PROBLEM TO WORK ON:
In the forum thread on overnight parking in Barfleur, why does peejay say teensvan could not find the Barfleur aire in the 'All The Aires' book? Reply in one to three sentences.

ARTICLE:
____________

# Aire or Wildcamping in Barfleur France.



## CaGreg (Mar 28, 2007)

I have been searching Camping Car info and the database here but can't find information on an Aire in Barfleur, Normandy, France. 

Has anybody stayed there? We might go there on our first night as it seems to be only about 25km from Cherbourg. We don't particularly want to go into a campsite on our first night. 

Ca


----------



## peejay (May 10, 2005)

Ca;

Free, but no facilities...

>Aire De Stationement Barfleur<

Pete


----------



## teensvan (May 9, 2005)

Hi.

I could not find any listing for it in all the aires book france. 

steve & ann. ------------ teensvan


----------



## peejay (May 10, 2005)

teensvan said:


> Hi.
> 
> I could not find any listing for it in all the aires book france.
> 
> steve & ann. ------------ teensvan


That's because the 'All The Aires' book doesn't list 'All The Aires' :wink:

Pete


----------



## corkbuoy (Mar 3, 2007)

Hi Ca

We stayed there overnight last year, nice area. Space for about 10 or 12 vans I think. It is across the road from the harbour and we found a nice local restaurant just up the road.

Pat


----------



## rayc (Jun 3, 2008)

CaGreg said:


> I have been searching Camping Car info and the database here but can't find information on an Aire in Barfleur, Normandy, France.
> 
> Has anybody stayed there? We might go there on our first night as it seems to be only about 25km from Cherbourg. We don't particularly want to go into a campsite on our first night.

____________

INFORMATION PROVIDED:
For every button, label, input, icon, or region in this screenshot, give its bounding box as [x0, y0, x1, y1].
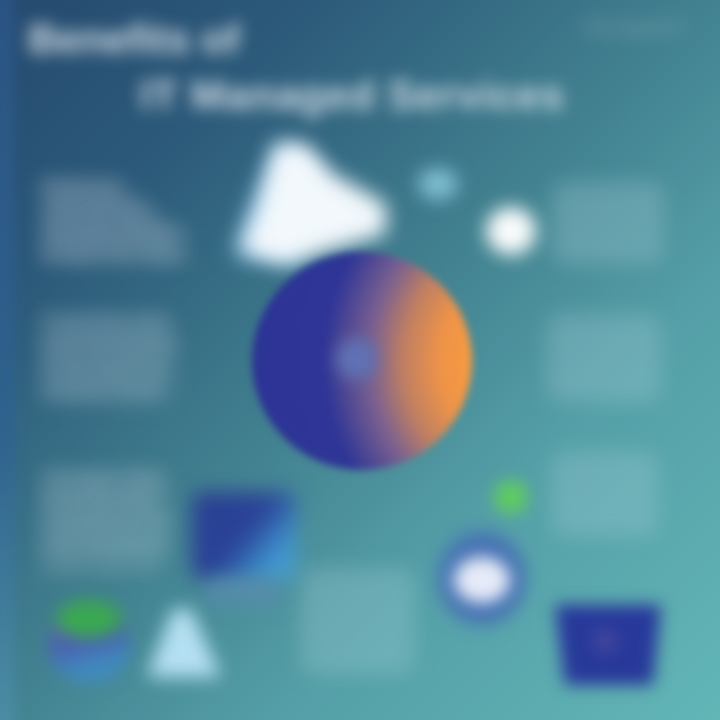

____________

SOLUTION:
Peejay says the 'All The Aires' book does not list every aire, despite its title. That is why the Barfleur aire does not appear in it.